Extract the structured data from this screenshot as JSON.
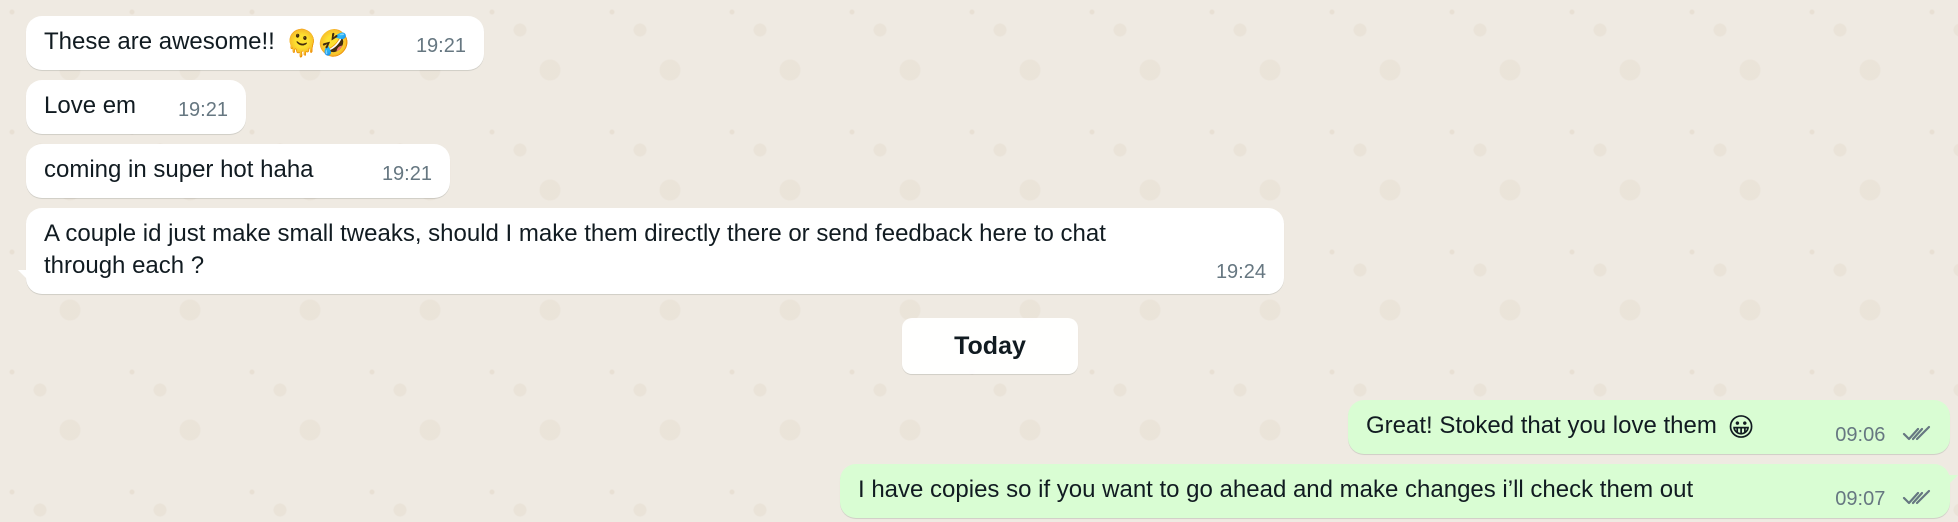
{
  "conversation": {
    "incoming_messages": [
      {
        "text": "These are awesome!!",
        "emoji": "🫠🤣",
        "time": "19:21"
      },
      {
        "text": "Love em",
        "time": "19:21"
      },
      {
        "text": "coming in super hot haha",
        "time": "19:21"
      },
      {
        "text_line1": "A couple id just make small tweaks, should I make them directly there or send feedback here to chat",
        "text_line2": "through each ?",
        "time": "19:24"
      }
    ],
    "date_divider": "Today",
    "outgoing_messages": [
      {
        "text": "Great! Stoked that you love them",
        "emoji": "😀",
        "time": "09:06",
        "status_icon": "double-check-icon"
      },
      {
        "text": "I have copies so if you want to go ahead and make changes i’ll check them out",
        "time": "09:07",
        "status_icon": "double-check-icon"
      }
    ]
  },
  "theme": {
    "background": "#efeae2",
    "incoming_bubble": "#ffffff",
    "outgoing_bubble": "#d9fdd3",
    "meta_text": "#667781",
    "primary_text": "#111b21"
  }
}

--------------------------------

### YOUR TASK
All of the entries above should be duplicated exactly, except for the pictures.

### FINAL RESULT
Extract the structured data from this screenshot as JSON.
{
  "conversation": {
    "incoming_messages": [
      {
        "text": "These are awesome!!",
        "emoji": "🫠🤣",
        "time": "19:21"
      },
      {
        "text": "Love em",
        "time": "19:21"
      },
      {
        "text": "coming in super hot haha",
        "time": "19:21"
      },
      {
        "text_line1": "A couple id just make small tweaks, should I make them directly there or send feedback here to chat",
        "text_line2": "through each ?",
        "time": "19:24"
      }
    ],
    "date_divider": "Today",
    "outgoing_messages": [
      {
        "text": "Great! Stoked that you love them",
        "emoji": "😀",
        "time": "09:06",
        "status_icon": "double-check-icon"
      },
      {
        "text": "I have copies so if you want to go ahead and make changes i’ll check them out",
        "time": "09:07",
        "status_icon": "double-check-icon"
      }
    ]
  },
  "theme": {
    "background": "#efeae2",
    "incoming_bubble": "#ffffff",
    "outgoing_bubble": "#d9fdd3",
    "meta_text": "#667781",
    "primary_text": "#111b21"
  }
}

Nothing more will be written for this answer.